_Required work_
Wherever the string "Difference" appears in a line, extract that line.

_Raw records_
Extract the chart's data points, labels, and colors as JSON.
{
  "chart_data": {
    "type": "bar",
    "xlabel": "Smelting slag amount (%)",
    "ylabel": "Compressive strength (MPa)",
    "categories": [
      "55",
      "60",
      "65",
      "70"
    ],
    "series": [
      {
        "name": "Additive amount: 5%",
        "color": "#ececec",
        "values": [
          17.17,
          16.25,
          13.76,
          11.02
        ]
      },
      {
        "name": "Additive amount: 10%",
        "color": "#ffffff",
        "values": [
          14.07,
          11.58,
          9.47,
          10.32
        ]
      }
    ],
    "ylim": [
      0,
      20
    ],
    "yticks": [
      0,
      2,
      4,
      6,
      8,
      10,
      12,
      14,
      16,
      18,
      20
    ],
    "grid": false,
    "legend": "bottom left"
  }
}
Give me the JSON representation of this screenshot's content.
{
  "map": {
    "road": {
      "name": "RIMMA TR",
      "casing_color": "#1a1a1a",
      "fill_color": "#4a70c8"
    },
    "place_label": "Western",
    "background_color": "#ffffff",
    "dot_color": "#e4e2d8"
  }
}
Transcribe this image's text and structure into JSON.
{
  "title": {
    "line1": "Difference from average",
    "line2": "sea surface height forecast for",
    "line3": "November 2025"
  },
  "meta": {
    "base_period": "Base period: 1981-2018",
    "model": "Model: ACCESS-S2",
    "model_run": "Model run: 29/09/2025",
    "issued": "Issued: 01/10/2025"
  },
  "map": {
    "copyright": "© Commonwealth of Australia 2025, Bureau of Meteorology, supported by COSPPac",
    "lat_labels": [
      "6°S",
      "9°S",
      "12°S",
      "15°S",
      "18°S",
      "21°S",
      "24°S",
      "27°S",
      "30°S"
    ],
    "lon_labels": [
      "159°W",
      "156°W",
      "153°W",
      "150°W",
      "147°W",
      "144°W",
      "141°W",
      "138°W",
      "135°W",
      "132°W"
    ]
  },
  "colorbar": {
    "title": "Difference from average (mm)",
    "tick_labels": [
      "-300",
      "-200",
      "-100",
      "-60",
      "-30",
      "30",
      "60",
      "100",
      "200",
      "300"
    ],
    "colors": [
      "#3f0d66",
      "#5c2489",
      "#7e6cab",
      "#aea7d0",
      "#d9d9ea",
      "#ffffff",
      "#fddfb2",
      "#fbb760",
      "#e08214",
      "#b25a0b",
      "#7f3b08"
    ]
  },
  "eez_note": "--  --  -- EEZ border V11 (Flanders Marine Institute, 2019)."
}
--
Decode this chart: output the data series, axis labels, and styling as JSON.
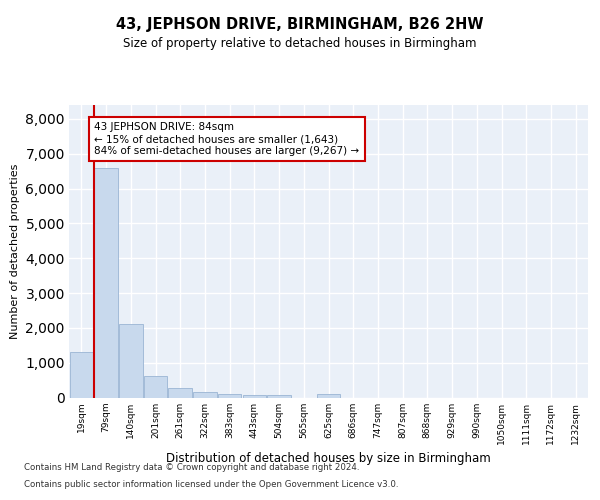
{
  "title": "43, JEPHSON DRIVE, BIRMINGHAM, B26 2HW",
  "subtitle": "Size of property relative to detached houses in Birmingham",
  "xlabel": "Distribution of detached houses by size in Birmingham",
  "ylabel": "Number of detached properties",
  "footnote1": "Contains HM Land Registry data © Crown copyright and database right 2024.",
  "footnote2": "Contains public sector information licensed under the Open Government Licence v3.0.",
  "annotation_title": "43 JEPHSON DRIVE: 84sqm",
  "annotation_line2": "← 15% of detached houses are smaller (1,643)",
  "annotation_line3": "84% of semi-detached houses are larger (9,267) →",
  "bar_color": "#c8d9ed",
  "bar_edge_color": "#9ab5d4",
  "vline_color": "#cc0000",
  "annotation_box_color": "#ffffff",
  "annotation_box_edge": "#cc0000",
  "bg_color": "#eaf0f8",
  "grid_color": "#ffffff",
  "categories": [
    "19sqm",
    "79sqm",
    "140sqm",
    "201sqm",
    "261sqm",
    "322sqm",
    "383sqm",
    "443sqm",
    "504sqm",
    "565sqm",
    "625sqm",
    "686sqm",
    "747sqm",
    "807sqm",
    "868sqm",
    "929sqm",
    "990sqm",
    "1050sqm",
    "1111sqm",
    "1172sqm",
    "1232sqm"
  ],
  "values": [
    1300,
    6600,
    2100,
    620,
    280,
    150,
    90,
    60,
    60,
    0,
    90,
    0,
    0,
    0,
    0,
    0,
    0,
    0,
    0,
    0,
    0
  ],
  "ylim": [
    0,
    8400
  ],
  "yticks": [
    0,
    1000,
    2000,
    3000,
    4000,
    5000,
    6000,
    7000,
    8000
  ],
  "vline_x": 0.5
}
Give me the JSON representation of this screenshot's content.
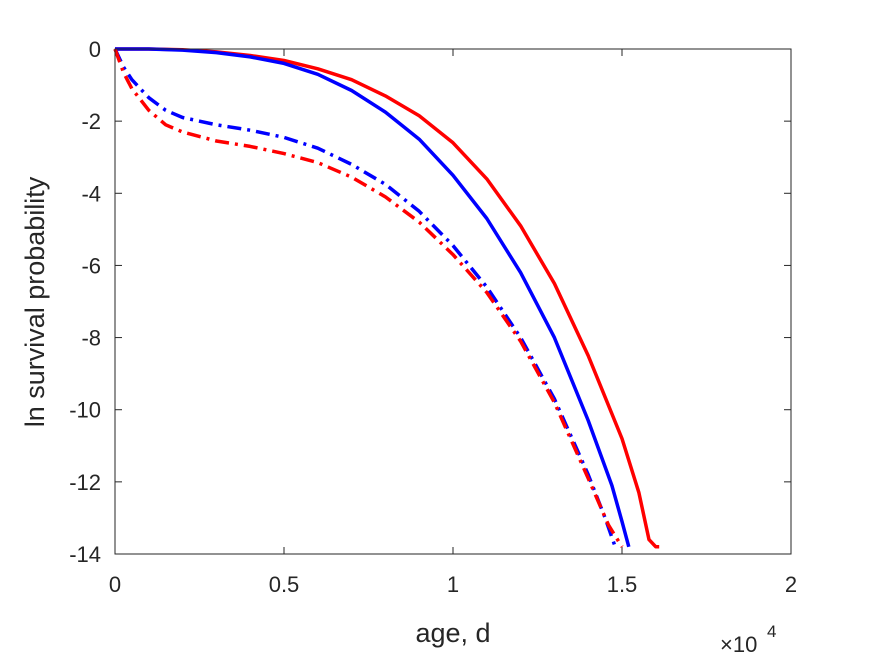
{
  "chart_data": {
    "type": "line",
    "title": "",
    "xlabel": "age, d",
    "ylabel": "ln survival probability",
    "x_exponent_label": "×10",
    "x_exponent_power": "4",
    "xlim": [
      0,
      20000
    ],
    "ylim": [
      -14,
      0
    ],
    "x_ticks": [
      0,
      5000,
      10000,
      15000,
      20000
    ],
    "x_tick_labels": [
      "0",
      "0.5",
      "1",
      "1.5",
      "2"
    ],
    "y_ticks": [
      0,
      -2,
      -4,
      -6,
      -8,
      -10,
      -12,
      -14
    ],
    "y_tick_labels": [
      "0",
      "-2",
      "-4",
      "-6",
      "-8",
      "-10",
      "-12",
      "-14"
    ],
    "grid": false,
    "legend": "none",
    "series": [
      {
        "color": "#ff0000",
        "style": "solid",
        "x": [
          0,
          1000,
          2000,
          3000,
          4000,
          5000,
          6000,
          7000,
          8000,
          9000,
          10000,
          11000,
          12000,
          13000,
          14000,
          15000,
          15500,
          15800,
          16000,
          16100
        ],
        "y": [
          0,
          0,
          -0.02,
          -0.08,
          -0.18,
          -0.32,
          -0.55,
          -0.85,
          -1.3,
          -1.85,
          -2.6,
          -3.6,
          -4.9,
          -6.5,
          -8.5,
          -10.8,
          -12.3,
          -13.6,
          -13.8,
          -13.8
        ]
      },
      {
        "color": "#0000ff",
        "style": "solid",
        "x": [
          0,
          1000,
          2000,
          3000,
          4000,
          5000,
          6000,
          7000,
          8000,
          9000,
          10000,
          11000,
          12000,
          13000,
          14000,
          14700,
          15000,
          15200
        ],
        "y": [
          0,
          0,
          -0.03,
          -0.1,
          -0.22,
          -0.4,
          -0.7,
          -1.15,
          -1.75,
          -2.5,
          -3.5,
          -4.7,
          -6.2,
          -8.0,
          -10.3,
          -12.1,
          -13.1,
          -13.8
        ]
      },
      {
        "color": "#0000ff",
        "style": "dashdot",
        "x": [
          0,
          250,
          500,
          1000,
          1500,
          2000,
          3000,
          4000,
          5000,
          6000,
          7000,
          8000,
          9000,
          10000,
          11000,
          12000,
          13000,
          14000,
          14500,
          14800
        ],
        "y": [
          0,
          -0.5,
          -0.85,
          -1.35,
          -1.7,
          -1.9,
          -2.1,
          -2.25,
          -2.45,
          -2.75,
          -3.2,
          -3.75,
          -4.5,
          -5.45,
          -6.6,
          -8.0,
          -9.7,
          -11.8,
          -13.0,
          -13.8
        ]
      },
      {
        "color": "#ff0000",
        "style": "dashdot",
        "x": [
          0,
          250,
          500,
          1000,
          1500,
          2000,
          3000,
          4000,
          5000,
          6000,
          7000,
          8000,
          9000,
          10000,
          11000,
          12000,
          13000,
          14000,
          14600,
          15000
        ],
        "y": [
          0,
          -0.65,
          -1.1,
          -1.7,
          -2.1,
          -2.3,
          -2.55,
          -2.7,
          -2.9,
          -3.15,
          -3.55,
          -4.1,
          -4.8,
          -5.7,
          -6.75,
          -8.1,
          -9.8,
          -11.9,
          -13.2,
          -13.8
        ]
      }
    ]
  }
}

_Solution_
    "line1": "Difference from average",
    "title": "Difference from average (mm)",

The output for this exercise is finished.